____ INFORMATION GIVEN

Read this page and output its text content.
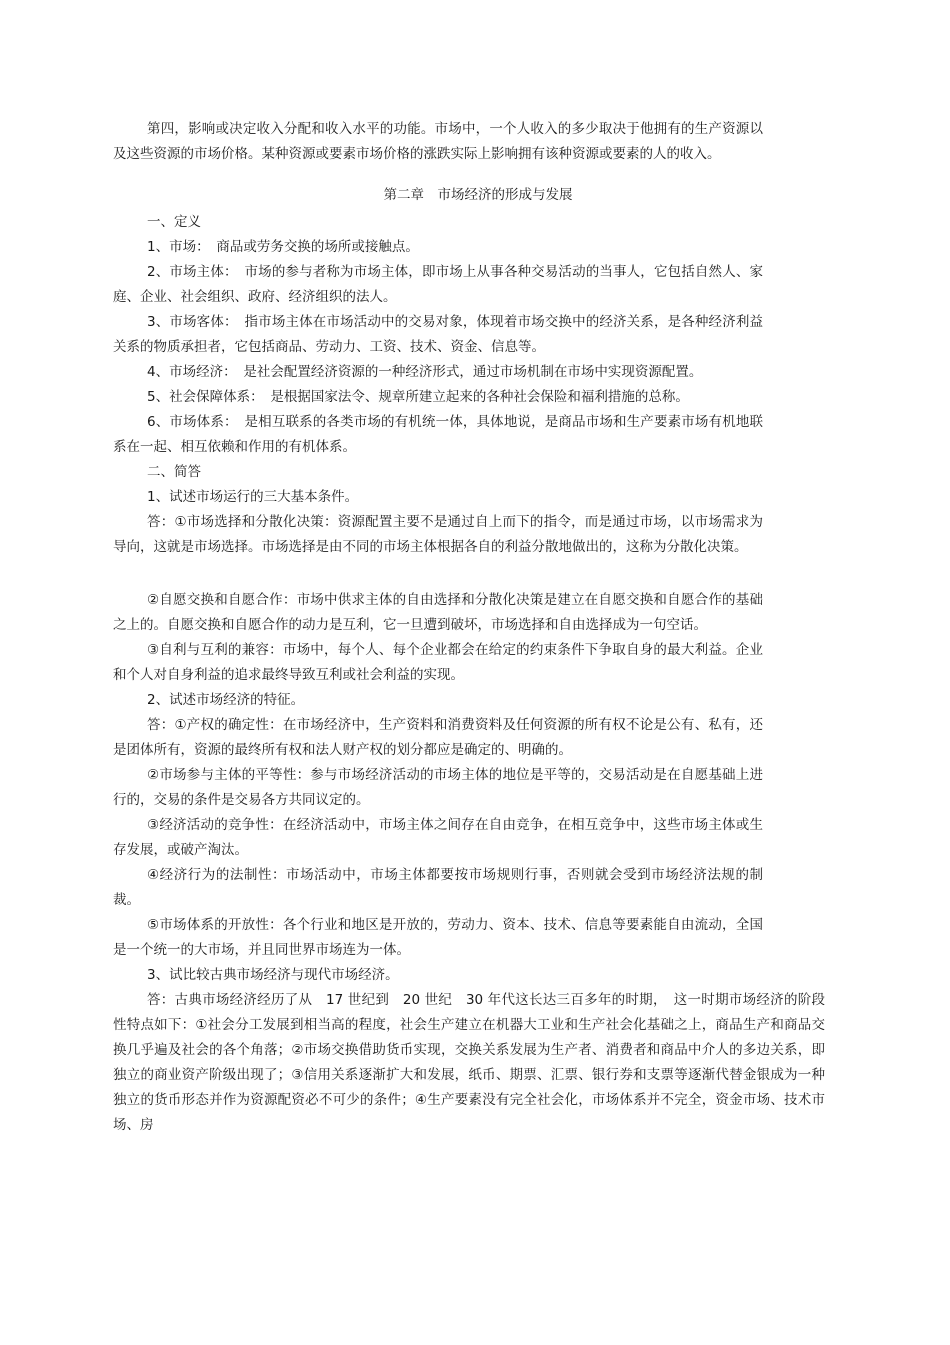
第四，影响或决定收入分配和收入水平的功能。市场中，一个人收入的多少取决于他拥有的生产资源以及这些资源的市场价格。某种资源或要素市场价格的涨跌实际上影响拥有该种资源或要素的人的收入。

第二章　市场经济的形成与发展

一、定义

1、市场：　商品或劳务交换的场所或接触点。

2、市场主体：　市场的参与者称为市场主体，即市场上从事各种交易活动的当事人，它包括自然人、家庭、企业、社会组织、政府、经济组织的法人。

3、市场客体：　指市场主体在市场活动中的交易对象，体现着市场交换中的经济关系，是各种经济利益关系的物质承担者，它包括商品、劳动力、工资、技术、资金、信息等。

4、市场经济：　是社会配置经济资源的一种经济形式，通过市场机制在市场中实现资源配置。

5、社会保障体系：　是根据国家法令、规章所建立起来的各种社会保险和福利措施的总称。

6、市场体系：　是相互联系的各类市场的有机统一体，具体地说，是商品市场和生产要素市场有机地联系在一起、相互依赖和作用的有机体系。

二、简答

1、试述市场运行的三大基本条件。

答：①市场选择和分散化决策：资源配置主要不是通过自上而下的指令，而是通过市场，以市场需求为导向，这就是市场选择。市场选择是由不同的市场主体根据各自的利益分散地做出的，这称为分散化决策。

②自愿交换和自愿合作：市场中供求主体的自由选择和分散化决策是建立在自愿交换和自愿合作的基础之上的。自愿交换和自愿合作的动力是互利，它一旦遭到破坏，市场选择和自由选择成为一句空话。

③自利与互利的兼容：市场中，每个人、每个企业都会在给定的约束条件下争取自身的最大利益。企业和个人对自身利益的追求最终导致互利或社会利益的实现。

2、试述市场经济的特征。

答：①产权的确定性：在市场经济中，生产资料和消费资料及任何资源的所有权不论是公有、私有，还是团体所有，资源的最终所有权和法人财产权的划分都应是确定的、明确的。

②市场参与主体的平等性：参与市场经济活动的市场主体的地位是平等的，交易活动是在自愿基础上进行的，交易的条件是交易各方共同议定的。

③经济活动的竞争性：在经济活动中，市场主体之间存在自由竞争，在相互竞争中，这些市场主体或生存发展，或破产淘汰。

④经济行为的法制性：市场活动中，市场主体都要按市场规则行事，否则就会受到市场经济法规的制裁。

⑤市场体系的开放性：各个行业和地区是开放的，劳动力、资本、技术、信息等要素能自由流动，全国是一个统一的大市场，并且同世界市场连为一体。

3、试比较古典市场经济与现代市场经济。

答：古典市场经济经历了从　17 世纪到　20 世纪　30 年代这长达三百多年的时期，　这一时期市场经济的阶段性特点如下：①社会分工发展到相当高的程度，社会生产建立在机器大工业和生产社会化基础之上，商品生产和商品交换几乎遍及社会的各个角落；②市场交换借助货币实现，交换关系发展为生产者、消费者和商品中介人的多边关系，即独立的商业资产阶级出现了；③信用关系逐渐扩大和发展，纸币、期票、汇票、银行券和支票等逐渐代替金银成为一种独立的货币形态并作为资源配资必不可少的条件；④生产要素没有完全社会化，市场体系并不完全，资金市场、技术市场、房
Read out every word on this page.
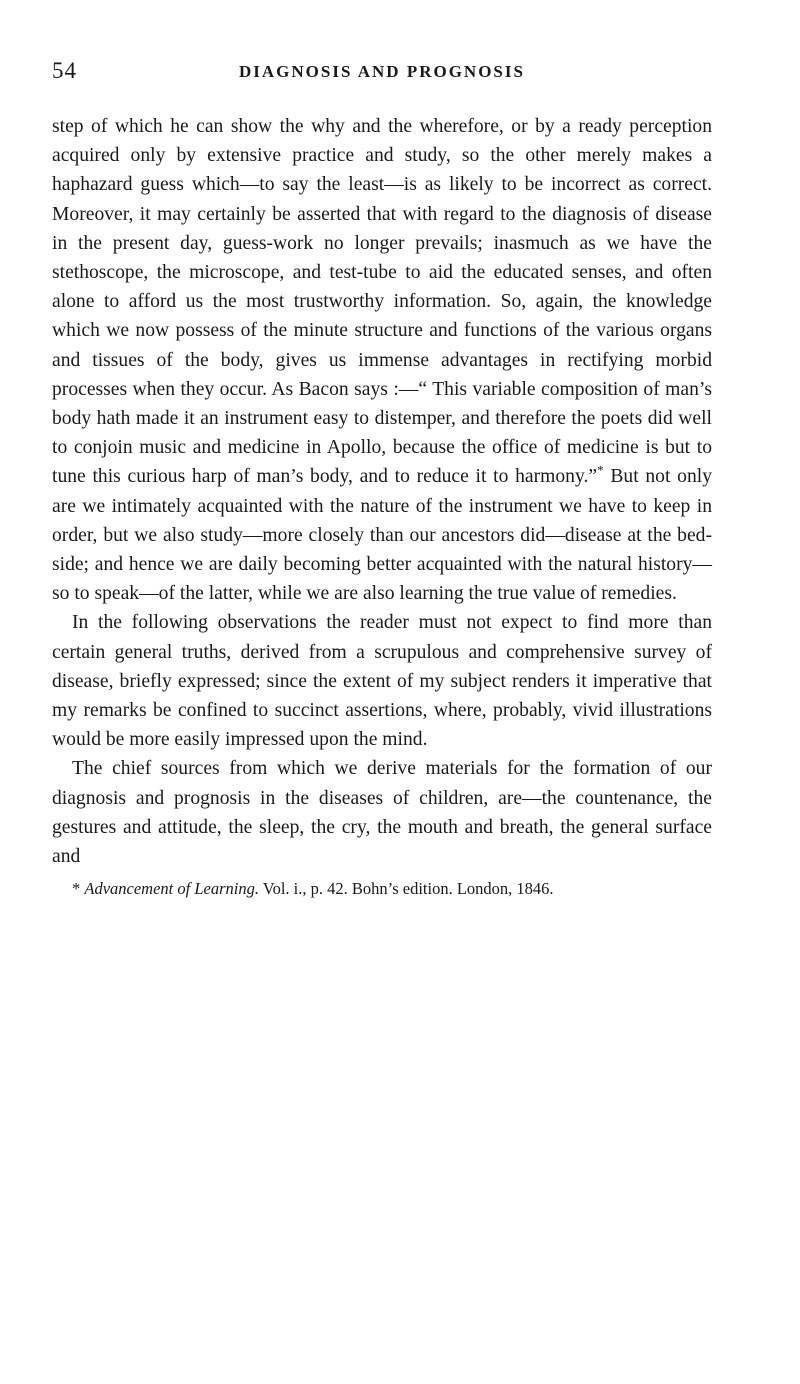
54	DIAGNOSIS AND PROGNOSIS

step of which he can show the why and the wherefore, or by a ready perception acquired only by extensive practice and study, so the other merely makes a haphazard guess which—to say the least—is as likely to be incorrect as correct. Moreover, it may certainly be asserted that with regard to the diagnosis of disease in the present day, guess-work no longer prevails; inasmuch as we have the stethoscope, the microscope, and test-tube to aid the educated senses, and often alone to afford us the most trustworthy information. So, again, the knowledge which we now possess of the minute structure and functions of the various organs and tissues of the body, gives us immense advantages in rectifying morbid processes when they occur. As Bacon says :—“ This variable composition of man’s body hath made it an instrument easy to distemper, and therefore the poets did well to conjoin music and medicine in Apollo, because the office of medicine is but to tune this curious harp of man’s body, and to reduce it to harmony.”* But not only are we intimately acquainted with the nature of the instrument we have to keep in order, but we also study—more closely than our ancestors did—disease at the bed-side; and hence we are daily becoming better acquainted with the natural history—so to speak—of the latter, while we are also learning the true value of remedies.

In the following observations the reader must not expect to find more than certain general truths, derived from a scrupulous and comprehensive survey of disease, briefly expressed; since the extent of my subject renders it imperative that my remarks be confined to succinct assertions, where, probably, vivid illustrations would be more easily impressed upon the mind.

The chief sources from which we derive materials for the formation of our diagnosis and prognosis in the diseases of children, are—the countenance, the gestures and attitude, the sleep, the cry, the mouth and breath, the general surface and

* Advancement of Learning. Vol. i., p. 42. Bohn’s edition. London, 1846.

________
____ INFORMATION GIVEN

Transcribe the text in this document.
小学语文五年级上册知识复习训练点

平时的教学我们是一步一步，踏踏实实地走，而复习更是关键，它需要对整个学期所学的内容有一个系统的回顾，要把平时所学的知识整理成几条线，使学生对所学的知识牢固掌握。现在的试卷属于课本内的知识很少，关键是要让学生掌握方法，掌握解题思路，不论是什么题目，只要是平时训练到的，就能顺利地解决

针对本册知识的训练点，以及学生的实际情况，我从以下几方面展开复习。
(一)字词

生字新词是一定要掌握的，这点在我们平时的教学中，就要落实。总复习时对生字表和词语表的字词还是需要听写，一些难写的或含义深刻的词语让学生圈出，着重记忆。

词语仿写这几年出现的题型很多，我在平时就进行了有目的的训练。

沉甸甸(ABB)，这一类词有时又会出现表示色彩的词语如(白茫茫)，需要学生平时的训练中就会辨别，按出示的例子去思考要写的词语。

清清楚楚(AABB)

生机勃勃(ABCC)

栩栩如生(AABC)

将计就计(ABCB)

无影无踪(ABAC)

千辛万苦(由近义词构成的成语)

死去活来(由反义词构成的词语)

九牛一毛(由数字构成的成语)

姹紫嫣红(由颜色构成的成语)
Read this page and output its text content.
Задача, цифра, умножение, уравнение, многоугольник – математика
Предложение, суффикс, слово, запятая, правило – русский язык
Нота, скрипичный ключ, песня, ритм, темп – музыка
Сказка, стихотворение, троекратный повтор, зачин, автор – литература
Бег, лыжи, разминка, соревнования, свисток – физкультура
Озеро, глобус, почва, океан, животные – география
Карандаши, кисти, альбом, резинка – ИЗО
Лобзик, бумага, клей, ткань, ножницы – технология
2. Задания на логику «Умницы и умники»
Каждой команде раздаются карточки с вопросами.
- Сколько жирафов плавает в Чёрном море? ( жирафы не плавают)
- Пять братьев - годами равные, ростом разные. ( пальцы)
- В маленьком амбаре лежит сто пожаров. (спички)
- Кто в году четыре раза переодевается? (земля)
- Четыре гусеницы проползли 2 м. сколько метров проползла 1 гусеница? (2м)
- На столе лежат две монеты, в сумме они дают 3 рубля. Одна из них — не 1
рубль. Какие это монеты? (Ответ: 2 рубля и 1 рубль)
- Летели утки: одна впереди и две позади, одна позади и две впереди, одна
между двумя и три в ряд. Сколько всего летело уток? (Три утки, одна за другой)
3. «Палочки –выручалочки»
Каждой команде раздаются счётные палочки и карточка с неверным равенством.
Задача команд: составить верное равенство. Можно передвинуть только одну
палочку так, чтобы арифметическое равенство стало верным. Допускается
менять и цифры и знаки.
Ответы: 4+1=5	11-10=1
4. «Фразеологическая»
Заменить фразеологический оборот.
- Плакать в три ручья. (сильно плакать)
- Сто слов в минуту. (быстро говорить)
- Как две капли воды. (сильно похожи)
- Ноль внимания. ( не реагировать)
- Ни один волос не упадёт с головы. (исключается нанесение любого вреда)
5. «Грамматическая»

________
____ INFORMATION GIVEN

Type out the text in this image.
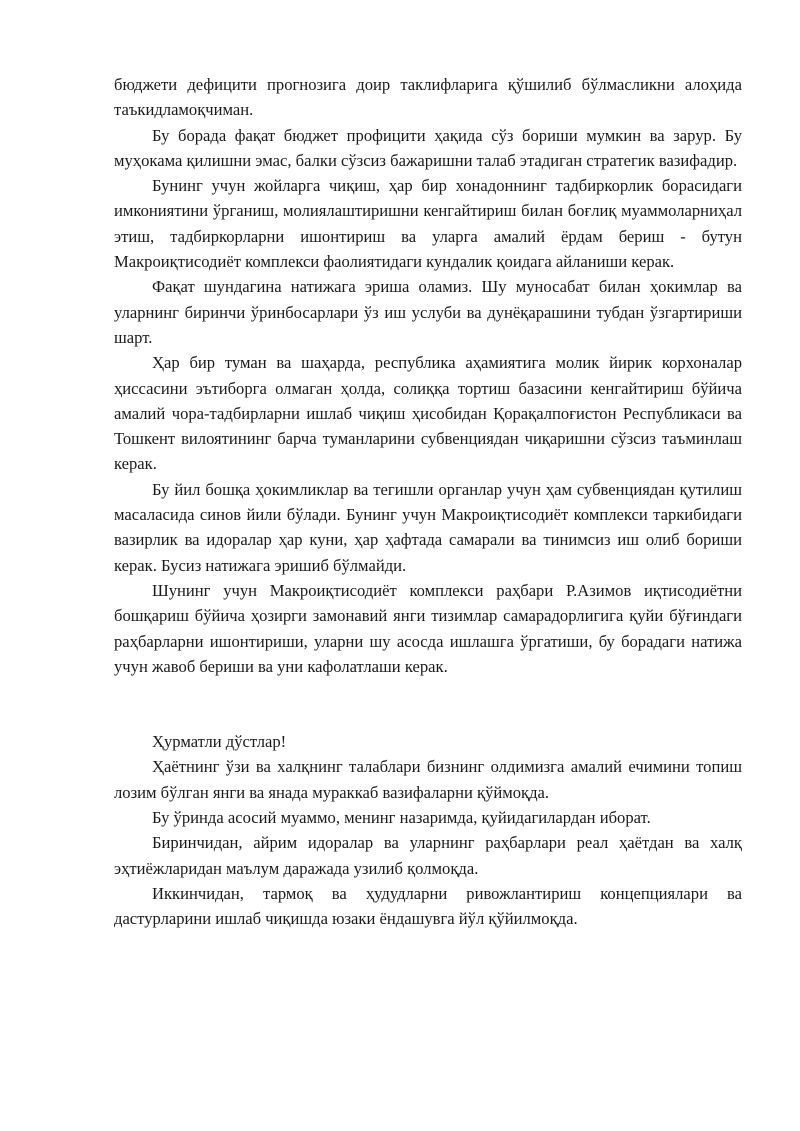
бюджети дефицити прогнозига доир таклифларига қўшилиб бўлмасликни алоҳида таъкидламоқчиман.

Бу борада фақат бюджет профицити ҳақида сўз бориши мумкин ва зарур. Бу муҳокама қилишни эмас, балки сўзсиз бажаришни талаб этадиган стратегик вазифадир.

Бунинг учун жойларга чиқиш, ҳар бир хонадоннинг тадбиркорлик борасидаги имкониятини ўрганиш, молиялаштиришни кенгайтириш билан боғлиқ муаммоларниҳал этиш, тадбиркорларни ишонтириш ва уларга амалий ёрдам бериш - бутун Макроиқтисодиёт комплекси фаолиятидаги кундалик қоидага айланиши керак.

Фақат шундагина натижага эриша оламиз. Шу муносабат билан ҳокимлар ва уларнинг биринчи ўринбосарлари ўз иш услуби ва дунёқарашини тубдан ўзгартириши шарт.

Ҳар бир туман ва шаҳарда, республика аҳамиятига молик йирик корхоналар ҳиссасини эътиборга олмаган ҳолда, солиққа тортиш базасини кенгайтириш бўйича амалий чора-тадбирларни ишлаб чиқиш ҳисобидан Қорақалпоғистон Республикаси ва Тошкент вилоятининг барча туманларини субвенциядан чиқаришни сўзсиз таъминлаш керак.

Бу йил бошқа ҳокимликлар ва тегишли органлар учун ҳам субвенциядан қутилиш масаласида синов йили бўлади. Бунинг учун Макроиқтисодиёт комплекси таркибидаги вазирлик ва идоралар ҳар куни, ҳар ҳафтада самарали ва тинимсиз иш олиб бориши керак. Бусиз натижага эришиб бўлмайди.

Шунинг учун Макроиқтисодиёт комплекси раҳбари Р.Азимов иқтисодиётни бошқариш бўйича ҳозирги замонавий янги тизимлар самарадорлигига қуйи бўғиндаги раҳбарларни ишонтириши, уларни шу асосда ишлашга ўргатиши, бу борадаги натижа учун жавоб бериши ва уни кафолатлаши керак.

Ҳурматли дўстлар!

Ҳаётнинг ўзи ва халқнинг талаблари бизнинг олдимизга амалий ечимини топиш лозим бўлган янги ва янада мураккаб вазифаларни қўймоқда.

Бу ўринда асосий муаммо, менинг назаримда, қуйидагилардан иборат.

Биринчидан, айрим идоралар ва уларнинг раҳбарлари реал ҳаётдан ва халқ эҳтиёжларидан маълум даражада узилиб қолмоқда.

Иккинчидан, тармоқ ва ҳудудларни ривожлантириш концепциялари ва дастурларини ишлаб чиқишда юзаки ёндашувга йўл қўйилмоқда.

________

_TASK OBJECTIVE_. Work out how many lines in the entries hold the string "кенгайтириш". Your answer should consist solely of that number.

_WORKED SOLUTION_. 2